(Given instruction) Restate each of the lines given below, word for word.

(Material shown)

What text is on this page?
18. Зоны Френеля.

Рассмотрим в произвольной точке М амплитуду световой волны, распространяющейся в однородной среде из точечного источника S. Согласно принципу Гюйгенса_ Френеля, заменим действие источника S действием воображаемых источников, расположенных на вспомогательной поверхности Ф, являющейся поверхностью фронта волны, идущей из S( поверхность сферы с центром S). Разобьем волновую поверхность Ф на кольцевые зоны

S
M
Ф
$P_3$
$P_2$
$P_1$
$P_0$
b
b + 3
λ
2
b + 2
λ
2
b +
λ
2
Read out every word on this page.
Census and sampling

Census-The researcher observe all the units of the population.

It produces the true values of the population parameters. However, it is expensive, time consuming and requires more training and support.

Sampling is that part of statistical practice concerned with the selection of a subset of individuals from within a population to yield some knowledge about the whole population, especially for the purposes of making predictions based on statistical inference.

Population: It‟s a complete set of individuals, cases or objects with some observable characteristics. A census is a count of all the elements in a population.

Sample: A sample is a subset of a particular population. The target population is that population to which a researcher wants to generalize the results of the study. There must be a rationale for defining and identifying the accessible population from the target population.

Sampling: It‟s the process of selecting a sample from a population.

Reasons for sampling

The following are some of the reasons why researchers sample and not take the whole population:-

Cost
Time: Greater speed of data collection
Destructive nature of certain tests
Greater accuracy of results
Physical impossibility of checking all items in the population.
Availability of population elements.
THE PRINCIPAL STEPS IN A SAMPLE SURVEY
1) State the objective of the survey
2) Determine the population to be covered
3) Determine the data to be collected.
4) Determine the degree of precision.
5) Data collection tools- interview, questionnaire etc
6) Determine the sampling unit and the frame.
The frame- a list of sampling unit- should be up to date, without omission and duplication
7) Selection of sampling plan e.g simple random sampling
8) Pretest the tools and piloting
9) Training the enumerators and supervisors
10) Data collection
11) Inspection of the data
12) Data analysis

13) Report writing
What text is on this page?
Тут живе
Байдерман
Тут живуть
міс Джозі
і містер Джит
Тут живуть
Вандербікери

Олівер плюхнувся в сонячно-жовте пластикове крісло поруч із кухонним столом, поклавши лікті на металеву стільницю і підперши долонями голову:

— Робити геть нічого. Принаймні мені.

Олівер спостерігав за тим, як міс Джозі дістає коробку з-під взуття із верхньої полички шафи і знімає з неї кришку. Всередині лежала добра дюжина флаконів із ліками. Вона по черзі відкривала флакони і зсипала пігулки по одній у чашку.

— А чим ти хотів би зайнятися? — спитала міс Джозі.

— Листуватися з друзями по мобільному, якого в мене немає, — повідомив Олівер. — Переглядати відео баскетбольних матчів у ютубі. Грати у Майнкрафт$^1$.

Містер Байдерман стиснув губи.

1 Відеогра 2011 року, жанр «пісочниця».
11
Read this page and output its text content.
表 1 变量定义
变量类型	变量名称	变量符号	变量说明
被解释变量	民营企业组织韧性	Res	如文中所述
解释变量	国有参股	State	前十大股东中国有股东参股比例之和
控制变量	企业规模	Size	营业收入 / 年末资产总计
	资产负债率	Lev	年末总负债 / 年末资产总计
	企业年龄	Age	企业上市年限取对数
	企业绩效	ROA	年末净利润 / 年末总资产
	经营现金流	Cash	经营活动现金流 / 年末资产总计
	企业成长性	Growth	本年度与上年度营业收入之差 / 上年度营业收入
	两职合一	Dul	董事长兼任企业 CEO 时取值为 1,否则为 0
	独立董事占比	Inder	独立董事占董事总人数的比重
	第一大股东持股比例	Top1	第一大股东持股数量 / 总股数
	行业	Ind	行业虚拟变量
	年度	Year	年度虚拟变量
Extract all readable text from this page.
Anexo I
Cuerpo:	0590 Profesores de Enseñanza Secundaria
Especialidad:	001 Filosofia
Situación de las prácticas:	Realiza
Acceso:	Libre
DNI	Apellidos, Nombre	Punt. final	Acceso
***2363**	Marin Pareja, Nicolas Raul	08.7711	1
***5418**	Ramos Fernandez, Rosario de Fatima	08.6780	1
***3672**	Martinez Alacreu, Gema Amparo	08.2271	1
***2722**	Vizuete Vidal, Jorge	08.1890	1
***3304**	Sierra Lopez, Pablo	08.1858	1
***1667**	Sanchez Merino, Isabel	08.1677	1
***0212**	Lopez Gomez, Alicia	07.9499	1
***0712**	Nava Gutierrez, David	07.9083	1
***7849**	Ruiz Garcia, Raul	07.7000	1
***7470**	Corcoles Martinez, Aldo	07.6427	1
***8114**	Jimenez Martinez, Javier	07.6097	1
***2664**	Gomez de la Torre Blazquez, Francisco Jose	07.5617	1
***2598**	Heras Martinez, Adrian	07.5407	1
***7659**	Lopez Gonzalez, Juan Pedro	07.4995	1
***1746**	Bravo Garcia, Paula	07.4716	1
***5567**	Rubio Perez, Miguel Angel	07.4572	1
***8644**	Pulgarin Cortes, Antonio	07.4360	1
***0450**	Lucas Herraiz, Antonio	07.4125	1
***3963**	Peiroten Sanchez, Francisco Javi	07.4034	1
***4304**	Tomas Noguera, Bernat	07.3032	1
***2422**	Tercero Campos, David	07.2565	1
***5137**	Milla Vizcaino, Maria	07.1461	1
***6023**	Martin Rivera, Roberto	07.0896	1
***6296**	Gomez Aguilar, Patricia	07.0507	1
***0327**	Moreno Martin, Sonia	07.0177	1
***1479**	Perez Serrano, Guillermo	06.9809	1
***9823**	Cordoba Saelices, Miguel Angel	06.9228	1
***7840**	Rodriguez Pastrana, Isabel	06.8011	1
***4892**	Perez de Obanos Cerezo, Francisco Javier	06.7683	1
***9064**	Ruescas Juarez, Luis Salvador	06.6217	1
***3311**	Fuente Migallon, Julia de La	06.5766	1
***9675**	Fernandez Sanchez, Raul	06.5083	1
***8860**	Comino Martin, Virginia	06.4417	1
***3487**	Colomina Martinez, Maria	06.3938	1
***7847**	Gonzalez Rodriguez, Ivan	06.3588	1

(Solution to the exercise)
What text is on this page?
18. Зоны Френеля.

Рассмотрим в произвольной точке М амплитуду световой волны, распространяющейся в однородной среде из точечного источника S. Согласно принципу Гюйгенса_ Френеля, заменим действие источника S действием воображаемых источников, расположенных на вспомогательной поверхности Ф, являющейся поверхностью фронта волны, идущей из S( поверхность сферы с центром S). Разобьем волновую поверхность Ф на кольцевые зоны

S
M
Ф
$P_3$
$P_2$
$P_1$
$P_0$
b
b + 3
λ
2
b + 2
λ
2
b +
λ
2
Read out every word on this page.
Census and sampling

Census-The researcher observe all the units of the population.

It produces the true values of the population parameters. However, it is expensive, time consuming and requires more training and support.

Sampling is that part of statistical practice concerned with the selection of a subset of individuals from within a population to yield some knowledge about the whole population, especially for the purposes of making predictions based on statistical inference.

Population: It‟s a complete set of individuals, cases or objects with some observable characteristics. A census is a count of all the elements in a population.

Sample: A sample is a subset of a particular population. The target population is that population to which a researcher wants to generalize the results of the study. There must be a rationale for defining and identifying the accessible population from the target population.

Sampling: It‟s the process of selecting a sample from a population.

Reasons for sampling

The following are some of the reasons why researchers sample and not take the whole population:-

Cost
Time: Greater speed of data collection
Destructive nature of certain tests
Greater accuracy of results
Physical impossibility of checking all items in the population.
Availability of population elements.
THE PRINCIPAL STEPS IN A SAMPLE SURVEY
1) State the objective of the survey
2) Determine the population to be covered
3) Determine the data to be collected.
4) Determine the degree of precision.
5) Data collection tools- interview, questionnaire etc
6) Determine the sampling unit and the frame.
The frame- a list of sampling unit- should be up to date, without omission and duplication
7) Selection of sampling plan e.g simple random sampling
8) Pretest the tools and piloting
9) Training the enumerators and supervisors
10) Data collection
11) Inspection of the data
12) Data analysis

13) Report writing
What text is on this page?
Тут живе
Байдерман
Тут живуть
міс Джозі
і містер Джит
Тут живуть
Вандербікери

Олівер плюхнувся в сонячно-жовте пластикове крісло поруч із кухонним столом, поклавши лікті на металеву стільницю і підперши долонями голову:

— Робити геть нічого. Принаймні мені.

Олівер спостерігав за тим, як міс Джозі дістає коробку з-під взуття із верхньої полички шафи і знімає з неї кришку. Всередині лежала добра дюжина флаконів із ліками. Вона по черзі відкривала флакони і зсипала пігулки по одній у чашку.

— А чим ти хотів би зайнятися? — спитала міс Джозі.

— Листуватися з друзями по мобільному, якого в мене немає, — повідомив Олівер. — Переглядати відео баскетбольних матчів у ютубі. Грати у Майнкрафт$^1$.

Містер Байдерман стиснув губи.

1 Відеогра 2011 року, жанр «пісочниця».
11
Read this page and output its text content.
表 1 变量定义
变量类型	变量名称	变量符号	变量说明
被解释变量	民营企业组织韧性	Res	如文中所述
解释变量	国有参股	State	前十大股东中国有股东参股比例之和
控制变量	企业规模	Size	营业收入 / 年末资产总计
	资产负债率	Lev	年末总负债 / 年末资产总计
	企业年龄	Age	企业上市年限取对数
	企业绩效	ROA	年末净利润 / 年末总资产
	经营现金流	Cash	经营活动现金流 / 年末资产总计
	企业成长性	Growth	本年度与上年度营业收入之差 / 上年度营业收入
	两职合一	Dul	董事长兼任企业 CEO 时取值为 1,否则为 0
	独立董事占比	Inder	独立董事占董事总人数的比重
	第一大股东持股比例	Top1	第一大股东持股数量 / 总股数
	行业	Ind	行业虚拟变量
	年度	Year	年度虚拟变量
Extract all readable text from this page.
Anexo I
Cuerpo:	0590 Profesores de Enseñanza Secundaria
Especialidad:	001 Filosofia
Situación de las prácticas:	Realiza
Acceso:	Libre
DNI	Apellidos, Nombre	Punt. final	Acceso
***2363**	Marin Pareja, Nicolas Raul	08.7711	1
***5418**	Ramos Fernandez, Rosario de Fatima	08.6780	1
***3672**	Martinez Alacreu, Gema Amparo	08.2271	1
***2722**	Vizuete Vidal, Jorge	08.1890	1
***3304**	Sierra Lopez, Pablo	08.1858	1
***1667**	Sanchez Merino, Isabel	08.1677	1
***0212**	Lopez Gomez, Alicia	07.9499	1
***0712**	Nava Gutierrez, David	07.9083	1
***7849**	Ruiz Garcia, Raul	07.7000	1
***7470**	Corcoles Martinez, Aldo	07.6427	1
***8114**	Jimenez Martinez, Javier	07.6097	1
***2664**	Gomez de la Torre Blazquez, Francisco Jose	07.5617	1
***2598**	Heras Martinez, Adrian	07.5407	1
***7659**	Lopez Gonzalez, Juan Pedro	07.4995	1
***1746**	Bravo Garcia, Paula	07.4716	1
***5567**	Rubio Perez, Miguel Angel	07.4572	1
***8644**	Pulgarin Cortes, Antonio	07.4360	1
***0450**	Lucas Herraiz, Antonio	07.4125	1
***3963**	Peiroten Sanchez, Francisco Javi	07.4034	1
***4304**	Tomas Noguera, Bernat	07.3032	1
***2422**	Tercero Campos, David	07.2565	1
***5137**	Milla Vizcaino, Maria	07.1461	1
***6023**	Martin Rivera, Roberto	07.0896	1
***6296**	Gomez Aguilar, Patricia	07.0507	1
***0327**	Moreno Martin, Sonia	07.0177	1
***1479**	Perez Serrano, Guillermo	06.9809	1
***9823**	Cordoba Saelices, Miguel Angel	06.9228	1
***7840**	Rodriguez Pastrana, Isabel	06.8011	1
***4892**	Perez de Obanos Cerezo, Francisco Javier	06.7683	1
***9064**	Ruescas Juarez, Luis Salvador	06.6217	1
***3311**	Fuente Migallon, Julia de La	06.5766	1
***9675**	Fernandez Sanchez, Raul	06.5083	1
***8860**	Comino Martin, Virginia	06.4417	1
***3487**	Colomina Martinez, Maria	06.3938	1
***7847**	Gonzalez Rodriguez, Ivan	06.3588	1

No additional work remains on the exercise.